Task directions:
Write out the listing beneath this instruction in its entirety, exactly as it reads.
*****
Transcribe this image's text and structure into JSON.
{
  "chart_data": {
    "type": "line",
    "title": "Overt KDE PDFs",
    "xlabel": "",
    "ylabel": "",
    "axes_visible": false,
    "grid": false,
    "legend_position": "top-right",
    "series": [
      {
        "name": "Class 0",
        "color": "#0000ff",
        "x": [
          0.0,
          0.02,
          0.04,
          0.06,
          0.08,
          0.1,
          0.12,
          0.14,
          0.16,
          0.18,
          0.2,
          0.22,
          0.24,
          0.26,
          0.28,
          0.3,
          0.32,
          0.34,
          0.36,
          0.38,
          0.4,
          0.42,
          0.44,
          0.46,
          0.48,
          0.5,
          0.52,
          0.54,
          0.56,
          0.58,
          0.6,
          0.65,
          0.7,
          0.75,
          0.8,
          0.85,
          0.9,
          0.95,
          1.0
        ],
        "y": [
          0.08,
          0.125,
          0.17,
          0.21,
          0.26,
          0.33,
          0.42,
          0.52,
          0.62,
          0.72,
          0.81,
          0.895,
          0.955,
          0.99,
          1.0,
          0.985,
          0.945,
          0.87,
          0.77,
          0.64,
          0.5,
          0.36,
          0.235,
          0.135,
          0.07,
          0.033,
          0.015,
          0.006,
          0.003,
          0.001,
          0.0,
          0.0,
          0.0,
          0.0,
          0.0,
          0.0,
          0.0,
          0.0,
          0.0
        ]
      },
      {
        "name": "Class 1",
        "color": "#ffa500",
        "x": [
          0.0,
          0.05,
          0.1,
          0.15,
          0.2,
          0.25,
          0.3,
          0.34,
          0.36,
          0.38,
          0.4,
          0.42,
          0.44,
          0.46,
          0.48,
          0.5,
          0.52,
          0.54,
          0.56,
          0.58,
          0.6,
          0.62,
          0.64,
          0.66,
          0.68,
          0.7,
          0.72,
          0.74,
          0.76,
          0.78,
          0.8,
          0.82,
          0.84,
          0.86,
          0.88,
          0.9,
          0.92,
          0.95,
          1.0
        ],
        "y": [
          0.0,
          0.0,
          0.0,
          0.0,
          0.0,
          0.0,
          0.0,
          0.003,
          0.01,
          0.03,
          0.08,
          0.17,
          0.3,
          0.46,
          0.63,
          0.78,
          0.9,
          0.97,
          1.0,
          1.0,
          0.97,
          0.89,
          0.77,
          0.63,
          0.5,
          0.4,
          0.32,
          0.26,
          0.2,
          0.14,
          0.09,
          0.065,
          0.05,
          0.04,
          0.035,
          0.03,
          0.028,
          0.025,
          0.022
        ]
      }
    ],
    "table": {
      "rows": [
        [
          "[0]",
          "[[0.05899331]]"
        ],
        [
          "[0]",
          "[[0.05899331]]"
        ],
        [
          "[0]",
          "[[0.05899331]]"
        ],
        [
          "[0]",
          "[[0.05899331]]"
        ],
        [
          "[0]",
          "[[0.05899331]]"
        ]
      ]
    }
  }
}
*****
The reply:
Transcribe this image's text and structure into JSON.
{
  "chart_data": {
    "type": "line",
    "title": "Overt KDE PDFs",
    "xlabel": "",
    "ylabel": "",
    "axes_visible": false,
    "grid": false,
    "legend_position": "top-right",
    "series": [
      {
        "name": "Class 0",
        "color": "#0000ff",
        "x": [
          0.0,
          0.02,
          0.04,
          0.06,
          0.08,
          0.1,
          0.12,
          0.14,
          0.16,
          0.18,
          0.2,
          0.22,
          0.24,
          0.26,
          0.28,
          0.3,
          0.32,
          0.34,
          0.36,
          0.38,
          0.4,
          0.42,
          0.44,
          0.46,
          0.48,
          0.5,
          0.52,
          0.54,
          0.56,
          0.58,
          0.6,
          0.65,
          0.7,
          0.75,
          0.8,
          0.85,
          0.9,
          0.95,
          1.0
        ],
        "y": [
          0.08,
          0.125,
          0.17,
          0.21,
          0.26,
          0.33,
          0.42,
          0.52,
          0.62,
          0.72,
          0.81,
          0.895,
          0.955,
          0.99,
          1.0,
          0.985,
          0.945,
          0.87,
          0.77,
          0.64,
          0.5,
          0.36,
          0.235,
          0.135,
          0.07,
          0.033,
          0.015,
          0.006,
          0.003,
          0.001,
          0.0,
          0.0,
          0.0,
          0.0,
          0.0,
          0.0,
          0.0,
          0.0,
          0.0
        ]
      },
      {
        "name": "Class 1",
        "color": "#ffa500",
        "x": [
          0.0,
          0.05,
          0.1,
          0.15,
          0.2,
          0.25,
          0.3,
          0.34,
          0.36,
          0.38,
          0.4,
          0.42,
          0.44,
          0.46,
          0.48,
          0.5,
          0.52,
          0.54,
          0.56,
          0.58,
          0.6,
          0.62,
          0.64,
          0.66,
          0.68,
          0.7,
          0.72,
          0.74,
          0.76,
          0.78,
          0.8,
          0.82,
          0.84,
          0.86,
          0.88,
          0.9,
          0.92,
          0.95,
          1.0
        ],
        "y": [
          0.0,
          0.0,
          0.0,
          0.0,
          0.0,
          0.0,
          0.0,
          0.003,
          0.01,
          0.03,
          0.08,
          0.17,
          0.3,
          0.46,
          0.63,
          0.78,
          0.9,
          0.97,
          1.0,
          1.0,
          0.97,
          0.89,
          0.77,
          0.63,
          0.5,
          0.4,
          0.32,
          0.26,
          0.2,
          0.14,
          0.09,
          0.065,
          0.05,
          0.04,
          0.035,
          0.03,
          0.028,
          0.025,
          0.022
        ]
      }
    ],
    "table": {
      "rows": [
        [
          "[0]",
          "[[0.05899331]]"
        ],
        [
          "[0]",
          "[[0.05899331]]"
        ],
        [
          "[0]",
          "[[0.05899331]]"
        ],
        [
          "[0]",
          "[[0.05899331]]"
        ],
        [
          "[0]",
          "[[0.05899331]]"
        ]
      ]
    }
  }
}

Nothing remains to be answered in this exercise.